TASK TO CARRY OUT —
Extract each line of the entries below that contains the word "passenger". Case must match.
══ INPUT FOR THIS TASK ══
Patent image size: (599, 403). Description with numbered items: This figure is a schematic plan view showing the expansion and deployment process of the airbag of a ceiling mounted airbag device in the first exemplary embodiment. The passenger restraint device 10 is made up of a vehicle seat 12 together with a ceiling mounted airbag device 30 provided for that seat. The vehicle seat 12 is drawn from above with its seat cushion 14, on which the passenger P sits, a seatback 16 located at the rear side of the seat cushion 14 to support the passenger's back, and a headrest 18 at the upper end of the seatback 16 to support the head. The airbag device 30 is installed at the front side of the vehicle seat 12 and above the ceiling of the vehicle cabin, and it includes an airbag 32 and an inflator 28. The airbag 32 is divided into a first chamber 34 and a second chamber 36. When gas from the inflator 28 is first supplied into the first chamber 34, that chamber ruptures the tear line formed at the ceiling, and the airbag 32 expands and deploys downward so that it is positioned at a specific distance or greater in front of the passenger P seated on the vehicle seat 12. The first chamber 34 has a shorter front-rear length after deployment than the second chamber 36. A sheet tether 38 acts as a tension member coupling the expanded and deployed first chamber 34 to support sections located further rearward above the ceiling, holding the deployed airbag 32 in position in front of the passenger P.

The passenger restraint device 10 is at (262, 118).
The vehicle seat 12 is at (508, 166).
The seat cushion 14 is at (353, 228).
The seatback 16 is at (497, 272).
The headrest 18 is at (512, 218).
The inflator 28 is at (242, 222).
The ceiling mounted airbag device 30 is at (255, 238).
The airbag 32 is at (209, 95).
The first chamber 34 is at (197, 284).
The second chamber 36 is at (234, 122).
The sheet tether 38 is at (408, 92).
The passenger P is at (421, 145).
═══
THE OUTPUT —
Patent image size: (599, 403). Description with numbered items: This figure is a schematic plan view showing the expansion and deployment process of the airbag of a ceiling mounted airbag device in the first exemplary embodiment. The passenger restraint device 10 is made up of a vehicle seat 12 together with a ceiling mounted airbag device 30 provided for that seat. The vehicle seat 12 is drawn from above with its seat cushion 14, on which the passenger P sits, a seatback 16 located at the rear side of the seat cushion 14 to support the passenger's back, and a headrest 18 at the upper end of the seatback 16 to support the head. The airbag device 30 is installed at the front side of the vehicle seat 12 and above the ceiling of the vehicle cabin, and it includes an airbag 32 and an inflator 28. The airbag 32 is divided into a first chamber 34 and a second chamber 36. When gas from the inflator 28 is first supplied into the first chamber 34, that chamber ruptures the tear line formed at the ceiling, and the airbag 32 expands and deploys downward so that it is positioned at a specific distance or greater in front of the passenger P seated on the vehicle seat 12. The first chamber 34 has a shorter front-rear length after deployment than the second chamber 36. A sheet tether 38 acts as a tension member coupling the expanded and deployed first chamber 34 to support sections located further rearward above the ceiling, holding the deployed airbag 32 in position in front of the passenger P.
The passenger restraint device 10 is at (262, 118).
The passenger P is at (421, 145).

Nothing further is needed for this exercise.